Written problem: Which lines hold the string "document"? Copy every one of them.

[Dataset entries]
--- Begin ---

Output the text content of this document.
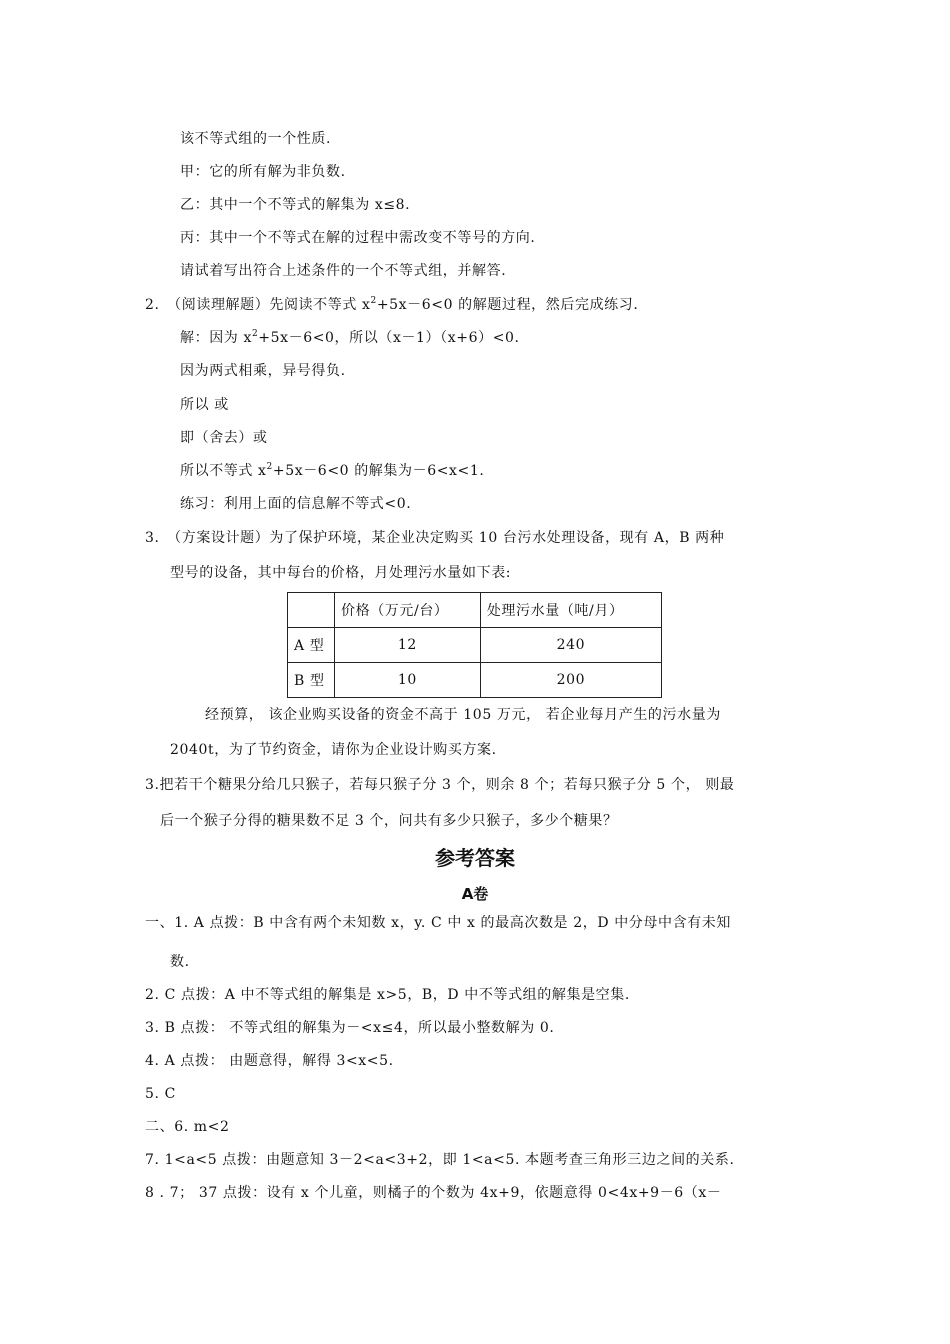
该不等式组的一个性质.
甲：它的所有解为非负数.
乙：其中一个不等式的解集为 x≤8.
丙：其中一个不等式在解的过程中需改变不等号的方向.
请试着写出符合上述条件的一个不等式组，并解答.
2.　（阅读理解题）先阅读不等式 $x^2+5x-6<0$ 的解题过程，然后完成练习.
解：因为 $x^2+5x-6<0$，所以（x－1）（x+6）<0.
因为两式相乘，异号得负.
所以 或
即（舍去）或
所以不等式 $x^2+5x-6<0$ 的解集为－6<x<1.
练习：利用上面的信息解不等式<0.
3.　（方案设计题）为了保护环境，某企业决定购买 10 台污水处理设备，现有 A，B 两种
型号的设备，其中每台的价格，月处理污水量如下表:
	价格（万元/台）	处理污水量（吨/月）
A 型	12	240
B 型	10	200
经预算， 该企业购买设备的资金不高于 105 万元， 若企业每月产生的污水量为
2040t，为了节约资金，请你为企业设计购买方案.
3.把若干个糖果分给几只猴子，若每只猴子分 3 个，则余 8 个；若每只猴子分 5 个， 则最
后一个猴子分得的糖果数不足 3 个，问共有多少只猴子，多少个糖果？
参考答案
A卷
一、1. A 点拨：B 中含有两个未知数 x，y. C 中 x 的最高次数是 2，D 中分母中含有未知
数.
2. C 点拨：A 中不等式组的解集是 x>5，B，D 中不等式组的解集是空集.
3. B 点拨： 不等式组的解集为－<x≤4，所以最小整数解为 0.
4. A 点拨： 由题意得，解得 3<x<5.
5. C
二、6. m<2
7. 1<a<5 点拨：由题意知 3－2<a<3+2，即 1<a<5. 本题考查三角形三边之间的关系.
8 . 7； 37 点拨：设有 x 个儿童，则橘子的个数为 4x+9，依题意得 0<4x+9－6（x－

--- End ---
--- Begin ---

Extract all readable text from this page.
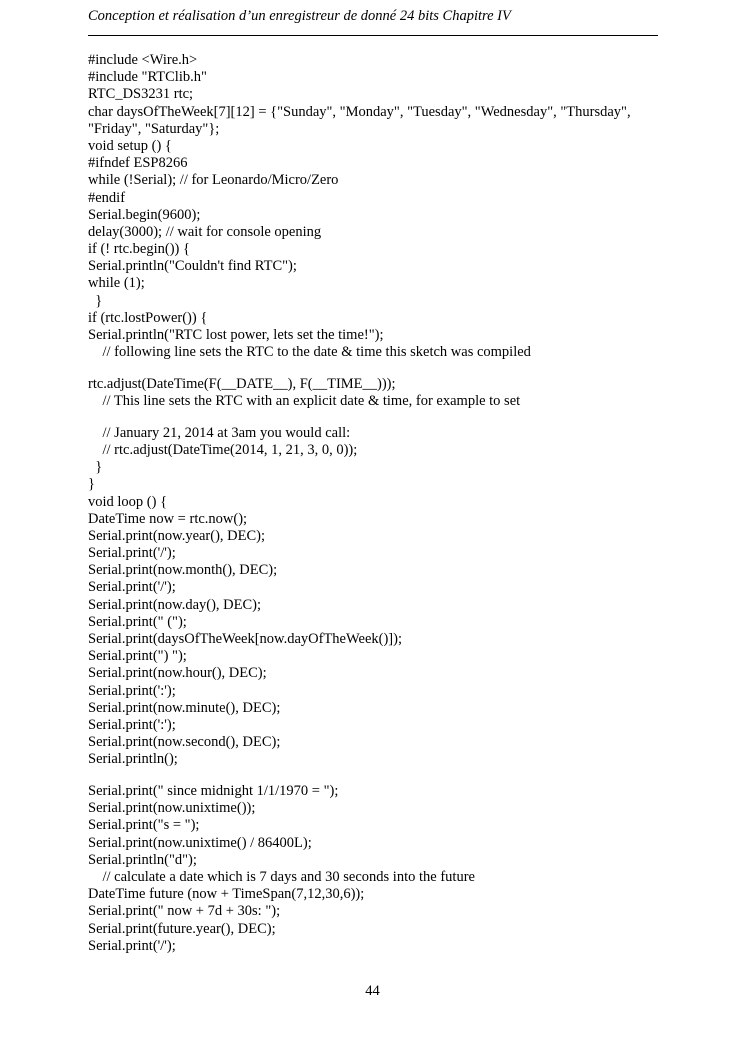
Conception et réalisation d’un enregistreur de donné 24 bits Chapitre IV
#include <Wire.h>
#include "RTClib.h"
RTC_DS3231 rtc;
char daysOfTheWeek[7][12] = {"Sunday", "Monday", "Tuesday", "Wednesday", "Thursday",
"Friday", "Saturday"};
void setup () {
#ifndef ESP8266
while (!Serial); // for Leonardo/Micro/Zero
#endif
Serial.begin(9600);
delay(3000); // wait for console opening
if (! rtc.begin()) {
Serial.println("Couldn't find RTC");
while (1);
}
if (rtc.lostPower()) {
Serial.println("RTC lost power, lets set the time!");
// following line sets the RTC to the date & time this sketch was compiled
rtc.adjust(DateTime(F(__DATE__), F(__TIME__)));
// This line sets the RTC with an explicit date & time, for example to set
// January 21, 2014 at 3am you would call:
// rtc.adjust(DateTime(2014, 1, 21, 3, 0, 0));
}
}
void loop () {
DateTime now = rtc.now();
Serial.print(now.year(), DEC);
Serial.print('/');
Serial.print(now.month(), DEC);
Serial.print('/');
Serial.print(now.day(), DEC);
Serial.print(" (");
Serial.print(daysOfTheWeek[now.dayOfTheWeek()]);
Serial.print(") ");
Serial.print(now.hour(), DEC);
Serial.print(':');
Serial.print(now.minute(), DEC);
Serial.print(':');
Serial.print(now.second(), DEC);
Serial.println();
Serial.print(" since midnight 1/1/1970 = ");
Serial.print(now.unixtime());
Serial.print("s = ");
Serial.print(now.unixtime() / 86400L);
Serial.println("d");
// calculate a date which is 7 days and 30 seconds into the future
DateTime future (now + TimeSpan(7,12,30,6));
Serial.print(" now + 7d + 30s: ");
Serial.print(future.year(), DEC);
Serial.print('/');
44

--- End ---
--- Begin ---

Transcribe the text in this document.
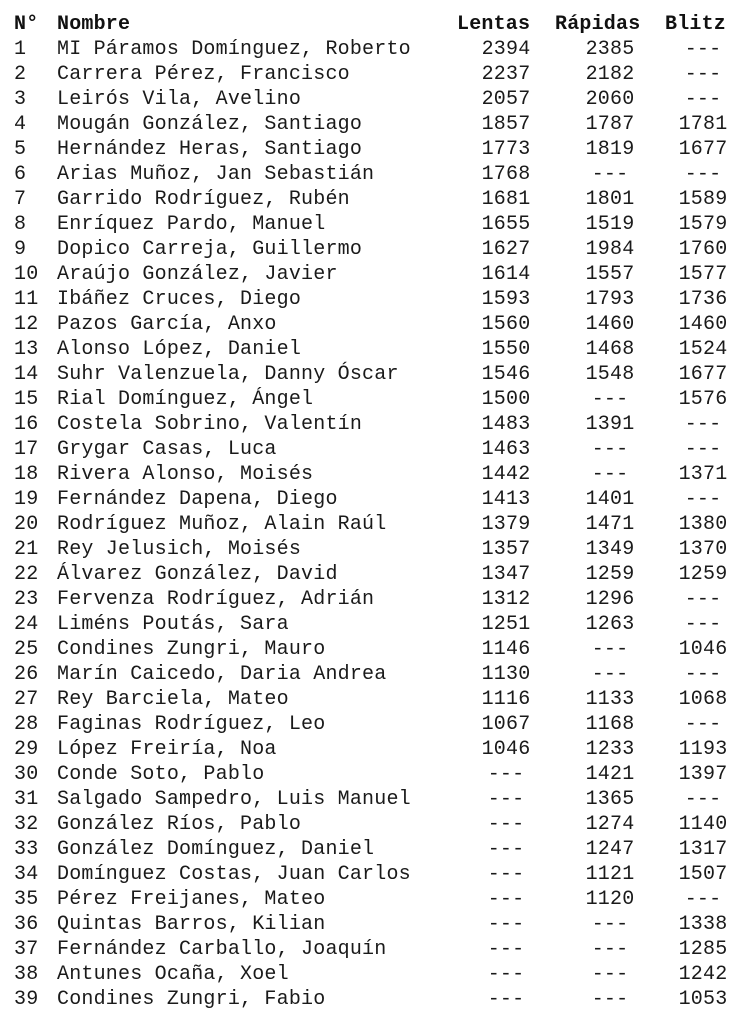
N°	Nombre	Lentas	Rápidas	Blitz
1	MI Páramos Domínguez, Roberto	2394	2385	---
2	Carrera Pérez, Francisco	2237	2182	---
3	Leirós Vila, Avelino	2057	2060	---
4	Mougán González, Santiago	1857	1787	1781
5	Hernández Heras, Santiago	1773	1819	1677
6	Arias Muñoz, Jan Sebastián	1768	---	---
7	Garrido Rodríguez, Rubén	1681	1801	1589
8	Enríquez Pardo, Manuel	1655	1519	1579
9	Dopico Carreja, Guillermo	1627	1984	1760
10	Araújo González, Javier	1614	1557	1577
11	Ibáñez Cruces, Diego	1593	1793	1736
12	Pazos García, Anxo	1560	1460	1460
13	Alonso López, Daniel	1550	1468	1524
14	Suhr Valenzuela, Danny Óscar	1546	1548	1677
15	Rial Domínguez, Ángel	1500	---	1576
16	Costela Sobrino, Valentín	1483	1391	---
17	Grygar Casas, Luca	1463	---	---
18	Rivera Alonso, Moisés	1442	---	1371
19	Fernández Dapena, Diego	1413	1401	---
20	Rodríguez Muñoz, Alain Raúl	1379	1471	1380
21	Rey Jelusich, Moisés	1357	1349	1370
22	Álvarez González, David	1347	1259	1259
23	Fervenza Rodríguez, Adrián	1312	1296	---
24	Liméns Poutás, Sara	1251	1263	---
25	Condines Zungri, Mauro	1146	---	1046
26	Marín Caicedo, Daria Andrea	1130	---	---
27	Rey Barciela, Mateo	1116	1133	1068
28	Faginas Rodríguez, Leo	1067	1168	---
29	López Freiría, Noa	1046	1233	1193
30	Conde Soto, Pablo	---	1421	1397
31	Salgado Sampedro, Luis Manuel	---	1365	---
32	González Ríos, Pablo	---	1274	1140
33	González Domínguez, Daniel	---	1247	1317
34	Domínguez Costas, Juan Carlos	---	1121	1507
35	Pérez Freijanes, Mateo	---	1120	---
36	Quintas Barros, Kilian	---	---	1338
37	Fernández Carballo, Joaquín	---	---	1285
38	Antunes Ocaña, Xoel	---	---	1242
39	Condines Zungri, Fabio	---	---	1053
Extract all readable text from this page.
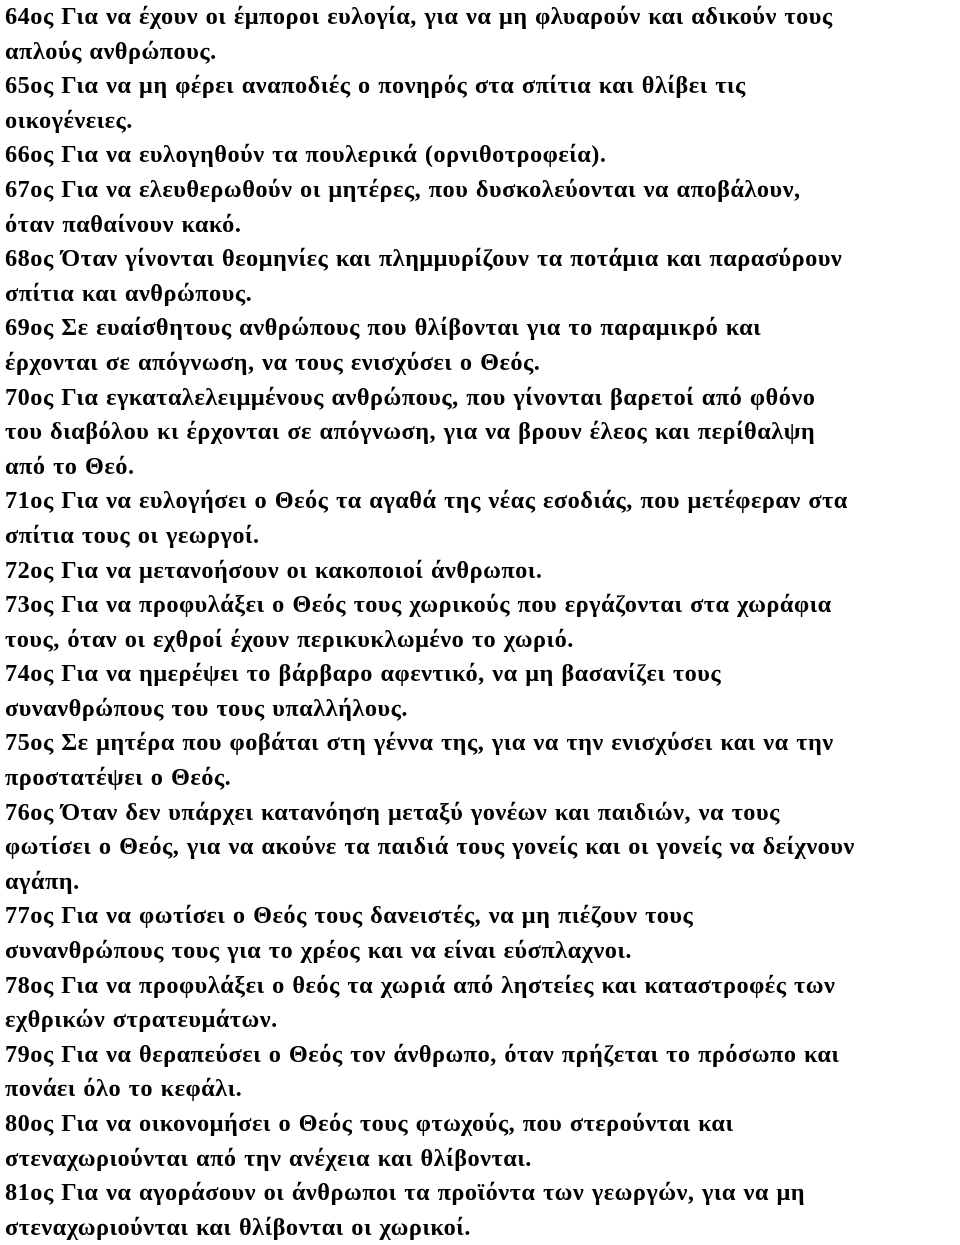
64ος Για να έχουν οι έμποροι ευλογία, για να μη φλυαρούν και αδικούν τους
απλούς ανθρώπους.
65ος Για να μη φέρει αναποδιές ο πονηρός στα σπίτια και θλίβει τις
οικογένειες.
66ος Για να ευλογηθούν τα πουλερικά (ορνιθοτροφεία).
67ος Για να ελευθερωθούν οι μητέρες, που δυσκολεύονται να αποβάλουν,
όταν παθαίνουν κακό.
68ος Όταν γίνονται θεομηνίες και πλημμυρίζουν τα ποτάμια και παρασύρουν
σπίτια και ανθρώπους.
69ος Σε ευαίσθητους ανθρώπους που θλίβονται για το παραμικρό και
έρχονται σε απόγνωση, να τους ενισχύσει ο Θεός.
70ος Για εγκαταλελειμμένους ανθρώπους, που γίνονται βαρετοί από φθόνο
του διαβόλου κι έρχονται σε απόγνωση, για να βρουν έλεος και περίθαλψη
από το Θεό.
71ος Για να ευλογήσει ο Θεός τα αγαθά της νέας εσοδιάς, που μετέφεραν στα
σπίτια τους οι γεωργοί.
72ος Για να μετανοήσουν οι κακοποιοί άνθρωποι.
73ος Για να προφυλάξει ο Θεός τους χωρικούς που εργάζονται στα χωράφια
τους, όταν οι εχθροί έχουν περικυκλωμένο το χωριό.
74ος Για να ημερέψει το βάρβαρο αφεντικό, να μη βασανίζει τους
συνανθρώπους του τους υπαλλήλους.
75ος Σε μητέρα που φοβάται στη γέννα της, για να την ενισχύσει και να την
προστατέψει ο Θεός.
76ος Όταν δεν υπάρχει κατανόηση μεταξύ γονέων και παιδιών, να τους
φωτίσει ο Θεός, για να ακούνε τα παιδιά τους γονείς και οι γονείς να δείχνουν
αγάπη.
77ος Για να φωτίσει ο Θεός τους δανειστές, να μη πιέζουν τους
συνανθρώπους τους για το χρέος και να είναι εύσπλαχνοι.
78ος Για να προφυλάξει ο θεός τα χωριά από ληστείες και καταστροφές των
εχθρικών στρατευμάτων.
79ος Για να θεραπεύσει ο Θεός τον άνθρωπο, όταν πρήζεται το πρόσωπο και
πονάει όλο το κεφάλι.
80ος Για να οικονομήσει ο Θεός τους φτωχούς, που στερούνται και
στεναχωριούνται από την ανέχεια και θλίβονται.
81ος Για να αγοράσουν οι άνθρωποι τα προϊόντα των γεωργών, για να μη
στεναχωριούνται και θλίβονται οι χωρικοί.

--- End ---

Solution to the problem:
Output the text content of this document.
Transcribe the text in this document.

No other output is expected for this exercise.